Extracted data entries
-*-*-

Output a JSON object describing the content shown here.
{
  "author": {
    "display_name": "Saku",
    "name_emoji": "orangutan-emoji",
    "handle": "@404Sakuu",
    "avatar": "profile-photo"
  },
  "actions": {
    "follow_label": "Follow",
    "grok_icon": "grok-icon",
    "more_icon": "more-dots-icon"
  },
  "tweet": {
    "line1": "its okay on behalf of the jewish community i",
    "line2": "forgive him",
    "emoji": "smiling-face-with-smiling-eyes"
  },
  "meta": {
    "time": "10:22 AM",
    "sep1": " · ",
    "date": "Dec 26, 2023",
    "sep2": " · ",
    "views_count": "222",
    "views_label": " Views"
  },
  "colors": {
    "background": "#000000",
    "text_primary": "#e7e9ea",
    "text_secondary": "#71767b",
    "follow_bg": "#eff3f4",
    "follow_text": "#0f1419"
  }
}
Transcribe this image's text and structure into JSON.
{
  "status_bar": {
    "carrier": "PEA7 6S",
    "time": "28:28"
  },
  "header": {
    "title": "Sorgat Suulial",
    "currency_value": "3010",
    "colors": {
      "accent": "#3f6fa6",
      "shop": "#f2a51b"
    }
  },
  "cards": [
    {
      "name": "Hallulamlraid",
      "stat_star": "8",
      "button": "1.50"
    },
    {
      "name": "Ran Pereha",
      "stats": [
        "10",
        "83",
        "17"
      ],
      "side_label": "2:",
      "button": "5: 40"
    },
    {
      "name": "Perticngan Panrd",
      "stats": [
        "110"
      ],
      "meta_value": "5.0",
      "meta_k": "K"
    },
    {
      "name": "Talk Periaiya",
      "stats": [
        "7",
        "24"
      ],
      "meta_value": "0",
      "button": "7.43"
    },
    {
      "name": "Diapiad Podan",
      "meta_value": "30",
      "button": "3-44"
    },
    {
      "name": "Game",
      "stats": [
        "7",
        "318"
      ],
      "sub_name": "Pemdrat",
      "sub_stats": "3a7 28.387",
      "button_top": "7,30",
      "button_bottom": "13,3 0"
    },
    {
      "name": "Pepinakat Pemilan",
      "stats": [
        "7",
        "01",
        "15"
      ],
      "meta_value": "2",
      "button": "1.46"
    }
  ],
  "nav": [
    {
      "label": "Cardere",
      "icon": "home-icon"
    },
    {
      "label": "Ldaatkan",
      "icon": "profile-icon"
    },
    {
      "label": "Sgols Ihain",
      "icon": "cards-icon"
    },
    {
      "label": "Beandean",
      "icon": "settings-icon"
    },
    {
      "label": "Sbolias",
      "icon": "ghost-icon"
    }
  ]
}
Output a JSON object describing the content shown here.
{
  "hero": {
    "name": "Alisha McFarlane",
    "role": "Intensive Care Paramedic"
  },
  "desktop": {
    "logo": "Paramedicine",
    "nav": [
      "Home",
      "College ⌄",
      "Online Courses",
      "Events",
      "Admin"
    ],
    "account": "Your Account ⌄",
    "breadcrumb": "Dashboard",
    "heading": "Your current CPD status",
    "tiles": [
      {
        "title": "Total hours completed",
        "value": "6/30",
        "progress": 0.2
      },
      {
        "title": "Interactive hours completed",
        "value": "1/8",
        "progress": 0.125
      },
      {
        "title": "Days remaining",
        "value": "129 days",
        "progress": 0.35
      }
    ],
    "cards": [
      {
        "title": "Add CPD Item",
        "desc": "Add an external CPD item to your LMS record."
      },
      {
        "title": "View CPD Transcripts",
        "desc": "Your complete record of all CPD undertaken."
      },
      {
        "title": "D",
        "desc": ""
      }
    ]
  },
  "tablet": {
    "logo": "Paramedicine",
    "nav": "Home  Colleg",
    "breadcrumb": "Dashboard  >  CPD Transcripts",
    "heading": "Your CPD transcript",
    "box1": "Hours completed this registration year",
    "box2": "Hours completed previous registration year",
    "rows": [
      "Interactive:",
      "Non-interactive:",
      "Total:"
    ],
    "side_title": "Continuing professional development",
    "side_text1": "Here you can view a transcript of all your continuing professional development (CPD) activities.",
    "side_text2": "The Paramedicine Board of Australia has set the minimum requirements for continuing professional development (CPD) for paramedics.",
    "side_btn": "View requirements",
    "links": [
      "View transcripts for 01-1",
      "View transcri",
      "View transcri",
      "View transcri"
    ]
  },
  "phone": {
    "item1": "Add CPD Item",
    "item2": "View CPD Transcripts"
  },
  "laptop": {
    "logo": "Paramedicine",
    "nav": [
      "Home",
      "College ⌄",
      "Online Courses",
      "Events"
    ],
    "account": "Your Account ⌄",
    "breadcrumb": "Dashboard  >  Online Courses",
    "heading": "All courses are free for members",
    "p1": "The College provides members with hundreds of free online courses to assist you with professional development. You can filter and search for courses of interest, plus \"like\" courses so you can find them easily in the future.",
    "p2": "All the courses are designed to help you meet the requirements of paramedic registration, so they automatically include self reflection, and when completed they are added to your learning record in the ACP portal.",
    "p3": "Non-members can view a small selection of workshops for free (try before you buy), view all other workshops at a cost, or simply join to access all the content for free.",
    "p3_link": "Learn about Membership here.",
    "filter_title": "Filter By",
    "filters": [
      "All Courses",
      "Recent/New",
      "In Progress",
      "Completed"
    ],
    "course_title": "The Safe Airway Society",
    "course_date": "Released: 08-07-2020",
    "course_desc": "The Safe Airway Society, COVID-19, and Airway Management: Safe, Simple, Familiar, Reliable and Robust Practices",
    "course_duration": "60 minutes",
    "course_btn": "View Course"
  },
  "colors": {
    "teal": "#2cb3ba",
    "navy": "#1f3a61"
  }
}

-*-*-

Work to do
Transcribe all entries exactly as they are given.

Task output
Output a JSON object describing the content shown here.
{
  "author": {
    "display_name": "Saku",
    "name_emoji": "orangutan-emoji",
    "handle": "@404Sakuu",
    "avatar": "profile-photo"
  },
  "actions": {
    "follow_label": "Follow",
    "grok_icon": "grok-icon",
    "more_icon": "more-dots-icon"
  },
  "tweet": {
    "line1": "its okay on behalf of the jewish community i",
    "line2": "forgive him",
    "emoji": "smiling-face-with-smiling-eyes"
  },
  "meta": {
    "time": "10:22 AM",
    "sep1": " · ",
    "date": "Dec 26, 2023",
    "sep2": " · ",
    "views_count": "222",
    "views_label": " Views"
  },
  "colors": {
    "background": "#000000",
    "text_primary": "#e7e9ea",
    "text_secondary": "#71767b",
    "follow_bg": "#eff3f4",
    "follow_text": "#0f1419"
  }
}
Transcribe this image's text and structure into JSON.
{
  "status_bar": {
    "carrier": "PEA7 6S",
    "time": "28:28"
  },
  "header": {
    "title": "Sorgat Suulial",
    "currency_value": "3010",
    "colors": {
      "accent": "#3f6fa6",
      "shop": "#f2a51b"
    }
  },
  "cards": [
    {
      "name": "Hallulamlraid",
      "stat_star": "8",
      "button": "1.50"
    },
    {
      "name": "Ran Pereha",
      "stats": [
        "10",
        "83",
        "17"
      ],
      "side_label": "2:",
      "button": "5: 40"
    },
    {
      "name": "Perticngan Panrd",
      "stats": [
        "110"
      ],
      "meta_value": "5.0",
      "meta_k": "K"
    },
    {
      "name": "Talk Periaiya",
      "stats": [
        "7",
        "24"
      ],
      "meta_value": "0",
      "button": "7.43"
    },
    {
      "name": "Diapiad Podan",
      "meta_value": "30",
      "button": "3-44"
    },
    {
      "name": "Game",
      "stats": [
        "7",
        "318"
      ],
      "sub_name": "Pemdrat",
      "sub_stats": "3a7 28.387",
      "button_top": "7,30",
      "button_bottom": "13,3 0"
    },
    {
      "name": "Pepinakat Pemilan",
      "stats": [
        "7",
        "01",
        "15"
      ],
      "meta_value": "2",
      "button": "1.46"
    }
  ],
  "nav": [
    {
      "label": "Cardere",
      "icon": "home-icon"
    },
    {
      "label": "Ldaatkan",
      "icon": "profile-icon"
    },
    {
      "label": "Sgols Ihain",
      "icon": "cards-icon"
    },
    {
      "label": "Beandean",
      "icon": "settings-icon"
    },
    {
      "label": "Sbolias",
      "icon": "ghost-icon"
    }
  ]
}
Output a JSON object describing the content shown here.
{
  "hero": {
    "name": "Alisha McFarlane",
    "role": "Intensive Care Paramedic"
  },
  "desktop": {
    "logo": "Paramedicine",
    "nav": [
      "Home",
      "College ⌄",
      "Online Courses",
      "Events",
      "Admin"
    ],
    "account": "Your Account ⌄",
    "breadcrumb": "Dashboard",
    "heading": "Your current CPD status",
    "tiles": [
      {
        "title": "Total hours completed",
        "value": "6/30",
        "progress": 0.2
      },
      {
        "title": "Interactive hours completed",
        "value": "1/8",
        "progress": 0.125
      },
      {
        "title": "Days remaining",
        "value": "129 days",
        "progress": 0.35
      }
    ],
    "cards": [
      {
        "title": "Add CPD Item",
        "desc": "Add an external CPD item to your LMS record."
      },
      {
        "title": "View CPD Transcripts",
        "desc": "Your complete record of all CPD undertaken."
      },
      {
        "title": "D",
        "desc": ""
      }
    ]
  },
  "tablet": {
    "logo": "Paramedicine",
    "nav": "Home  Colleg",
    "breadcrumb": "Dashboard  >  CPD Transcripts",
    "heading": "Your CPD transcript",
    "box1": "Hours completed this registration year",
    "box2": "Hours completed previous registration year",
    "rows": [
      "Interactive:",
      "Non-interactive:",
      "Total:"
    ],
    "side_title": "Continuing professional development",
    "side_text1": "Here you can view a transcript of all your continuing professional development (CPD) activities.",
    "side_text2": "The Paramedicine Board of Australia has set the minimum requirements for continuing professional development (CPD) for paramedics.",
    "side_btn": "View requirements",
    "links": [
      "View transcripts for 01-1",
      "View transcri",
      "View transcri",
      "View transcri"
    ]
  },
  "phone": {
    "item1": "Add CPD Item",
    "item2": "View CPD Transcripts"
  },
  "laptop": {
    "logo": "Paramedicine",
    "nav": [
      "Home",
      "College ⌄",
      "Online Courses",
      "Events"
    ],
    "account": "Your Account ⌄",
    "breadcrumb": "Dashboard  >  Online Courses",
    "heading": "All courses are free for members",
    "p1": "The College provides members with hundreds of free online courses to assist you with professional development. You can filter and search for courses of interest, plus \"like\" courses so you can find them easily in the future.",
    "p2": "All the courses are designed to help you meet the requirements of paramedic registration, so they automatically include self reflection, and when completed they are added to your learning record in the ACP portal.",
    "p3": "Non-members can view a small selection of workshops for free (try before you buy), view all other workshops at a cost, or simply join to access all the content for free.",
    "p3_link": "Learn about Membership here.",
    "filter_title": "Filter By",
    "filters": [
      "All Courses",
      "Recent/New",
      "In Progress",
      "Completed"
    ],
    "course_title": "The Safe Airway Society",
    "course_date": "Released: 08-07-2020",
    "course_desc": "The Safe Airway Society, COVID-19, and Airway Management: Safe, Simple, Familiar, Reliable and Robust Practices",
    "course_duration": "60 minutes",
    "course_btn": "View Course"
  },
  "colors": {
    "teal": "#2cb3ba",
    "navy": "#1f3a61"
  }
}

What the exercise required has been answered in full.